---------- Entries supplied

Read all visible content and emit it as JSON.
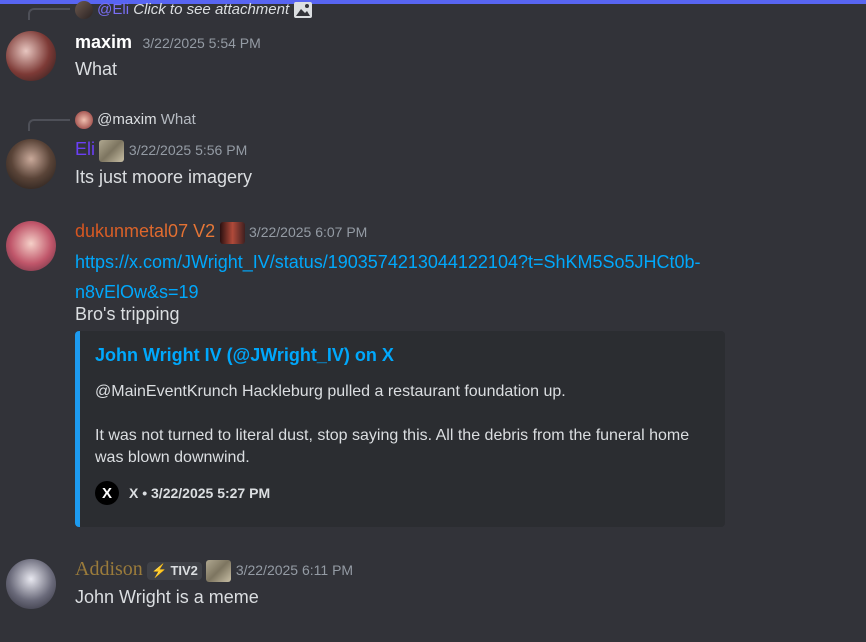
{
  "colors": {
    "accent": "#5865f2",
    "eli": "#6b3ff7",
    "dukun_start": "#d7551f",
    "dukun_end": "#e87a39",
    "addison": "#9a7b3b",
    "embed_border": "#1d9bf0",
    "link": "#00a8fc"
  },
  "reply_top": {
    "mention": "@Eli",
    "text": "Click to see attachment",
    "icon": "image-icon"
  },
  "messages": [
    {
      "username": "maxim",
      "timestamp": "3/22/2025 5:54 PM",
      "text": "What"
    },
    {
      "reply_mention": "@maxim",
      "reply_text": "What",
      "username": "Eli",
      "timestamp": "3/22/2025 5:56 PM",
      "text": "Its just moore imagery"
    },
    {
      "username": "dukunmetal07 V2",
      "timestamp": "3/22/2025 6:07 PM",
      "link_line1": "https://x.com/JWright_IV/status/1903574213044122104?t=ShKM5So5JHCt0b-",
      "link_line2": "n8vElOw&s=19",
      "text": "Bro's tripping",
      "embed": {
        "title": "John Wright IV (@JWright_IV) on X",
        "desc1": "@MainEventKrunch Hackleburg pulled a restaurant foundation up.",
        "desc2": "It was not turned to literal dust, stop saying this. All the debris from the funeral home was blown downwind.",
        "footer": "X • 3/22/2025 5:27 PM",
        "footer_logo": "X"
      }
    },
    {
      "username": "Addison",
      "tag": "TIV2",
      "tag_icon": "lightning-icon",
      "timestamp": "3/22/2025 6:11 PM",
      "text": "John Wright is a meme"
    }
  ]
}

--------------------

Pick out all lines from the data above in which the word "maxim" appears.

Solution to this exercise:
      "username": "maxim",
      "reply_mention": "@maxim",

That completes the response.